┌─ Given records

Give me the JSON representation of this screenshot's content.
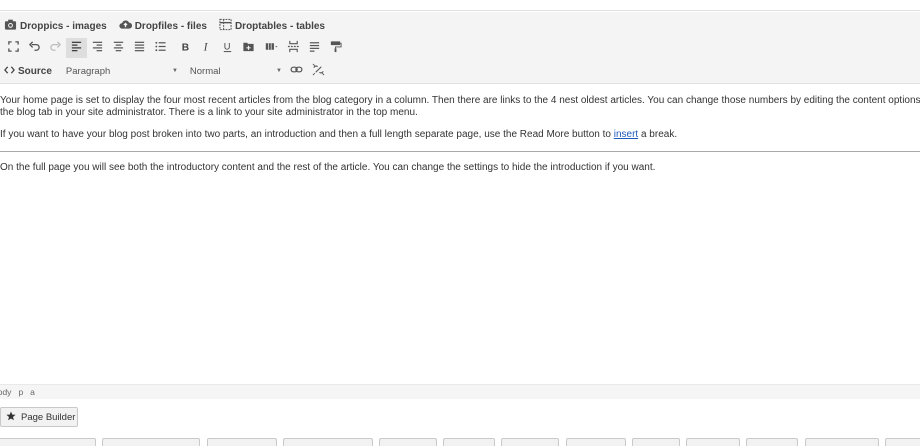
{
  "plugins": [
    {
      "label": "Droppics - images",
      "icon": "camera-icon"
    },
    {
      "label": "Dropfiles - files",
      "icon": "cloud-upload-icon"
    },
    {
      "label": "Droptables - tables",
      "icon": "table-icon"
    }
  ],
  "toolbar": {
    "icons": [
      "fullscreen-icon",
      "undo-icon",
      "redo-icon",
      "align-left-icon",
      "align-right-icon",
      "align-center-icon",
      "align-justify-icon",
      "bullet-list-icon",
      "bold-icon",
      "italic-icon",
      "underline-icon",
      "insert-media-icon",
      "table-insert-icon",
      "page-break-icon",
      "paragraph-icon",
      "format-painter-icon"
    ]
  },
  "row3": {
    "source_label": "Source",
    "format_value": "Paragraph",
    "style_value": "Normal",
    "icons": [
      "link-icon",
      "unlink-icon"
    ]
  },
  "content": {
    "p1_line1": "Your home page is set to display the four most recent articles from the blog category in a column. Then there are links to the 4 nest oldest articles. You can change those numbers by editing the content options se",
    "p1_line2": "the blog tab in your site administrator. There is a link to your site administrator in the top menu.",
    "p2_before": "If you want to have your blog post broken into two parts, an introduction and then a full length separate page, use the Read More button to ",
    "p2_link": "insert",
    "p2_after": " a break.",
    "p3": "On the full page you will see both the introductory content and the rest of the article. You can change the settings to hide the introduction if you want."
  },
  "statusbar": {
    "path": [
      "body",
      "p",
      "a"
    ]
  },
  "page_builder": {
    "label": "Page Builder",
    "icon": "star-icon"
  }
}
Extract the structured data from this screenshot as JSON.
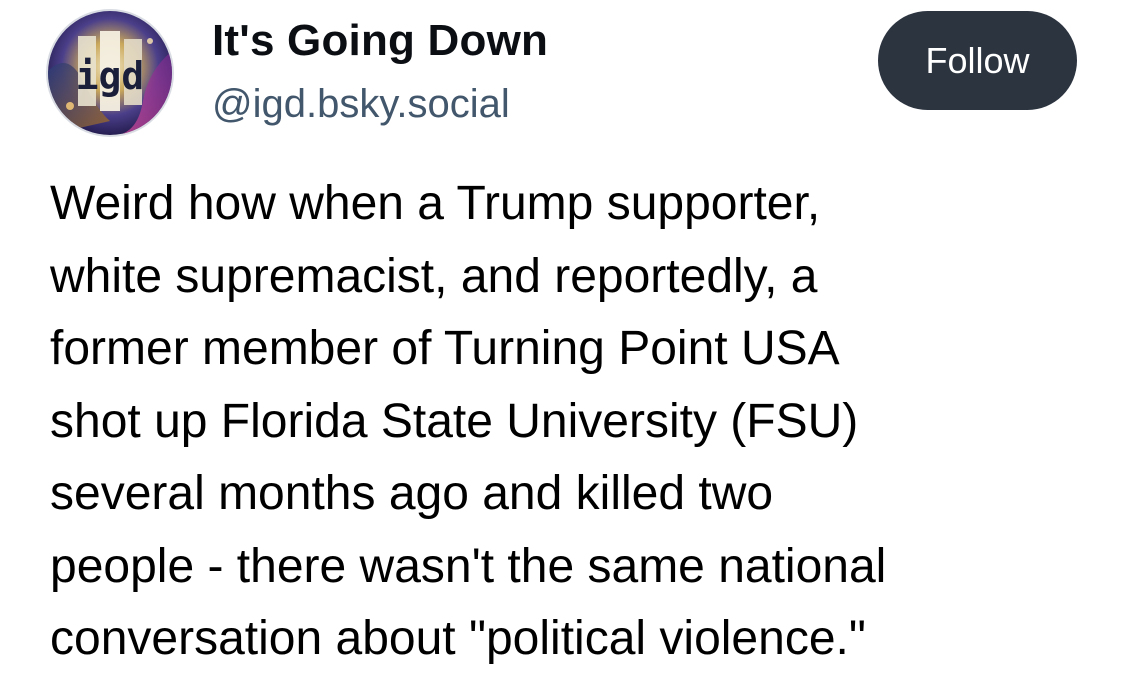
{
  "author": {
    "display_name": "It's Going Down",
    "handle": "@igd.bsky.social",
    "avatar_text": "igd",
    "avatar_icon": "igd-logo-avatar"
  },
  "actions": {
    "follow_label": "Follow"
  },
  "post": {
    "lines": [
      "Weird how when a Trump supporter,",
      "white supremacist, and reportedly, a",
      "former member of Turning Point USA",
      "shot up Florida State University (FSU)",
      "several months ago and killed two",
      "people - there wasn't the same national",
      "conversation about \"political violence.\""
    ]
  },
  "colors": {
    "follow_button_bg": "#2c3440",
    "handle_text": "#42576c"
  }
}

└─

* Job: Your output should consist solely of the lines from the line containing "Extract the structured" through the last line of the entries, verbatim, minus any pictures.

* Full solution:
Extract the structured data from this screenshot as JSON.
{
  "author": {
    "display_name": "It's Going Down",
    "handle": "@igd.bsky.social",
    "avatar_text": "igd",
    "avatar_icon": "igd-logo-avatar"
  },
  "actions": {
    "follow_label": "Follow"
  },
  "post": {
    "lines": [
      "Weird how when a Trump supporter,",
      "white supremacist, and reportedly, a",
      "former member of Turning Point USA",
      "shot up Florida State University (FSU)",
      "several months ago and killed two",
      "people - there wasn't the same national",
      "conversation about \"political violence.\""
    ]
  },
  "colors": {
    "follow_button_bg": "#2c3440",
    "handle_text": "#42576c"
  }
}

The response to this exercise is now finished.